WHAT IS NEEDED: Look through the records and report how many lines include the word "customers", with no other words.

# # # #

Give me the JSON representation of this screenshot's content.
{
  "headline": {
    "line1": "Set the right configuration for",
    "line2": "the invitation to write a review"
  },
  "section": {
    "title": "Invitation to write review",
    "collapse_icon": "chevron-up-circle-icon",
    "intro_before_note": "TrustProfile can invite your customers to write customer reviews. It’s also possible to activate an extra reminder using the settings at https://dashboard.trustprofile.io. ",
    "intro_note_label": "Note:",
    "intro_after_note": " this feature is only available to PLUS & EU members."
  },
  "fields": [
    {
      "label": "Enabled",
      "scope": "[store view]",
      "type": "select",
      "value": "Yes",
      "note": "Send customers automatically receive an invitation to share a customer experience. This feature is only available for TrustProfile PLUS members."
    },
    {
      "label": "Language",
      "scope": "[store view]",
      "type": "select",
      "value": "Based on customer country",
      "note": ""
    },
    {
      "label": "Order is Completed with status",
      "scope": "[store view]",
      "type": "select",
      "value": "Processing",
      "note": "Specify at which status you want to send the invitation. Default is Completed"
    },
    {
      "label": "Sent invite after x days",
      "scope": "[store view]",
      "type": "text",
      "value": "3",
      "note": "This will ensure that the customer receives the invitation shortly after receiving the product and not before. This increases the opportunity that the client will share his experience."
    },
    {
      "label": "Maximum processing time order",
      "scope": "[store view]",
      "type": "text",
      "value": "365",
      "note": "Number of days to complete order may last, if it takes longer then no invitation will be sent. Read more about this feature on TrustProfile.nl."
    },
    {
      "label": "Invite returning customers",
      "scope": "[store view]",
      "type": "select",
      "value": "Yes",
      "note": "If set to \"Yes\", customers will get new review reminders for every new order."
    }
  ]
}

# # # #

RESULT FOR THIS EXERCISE: 4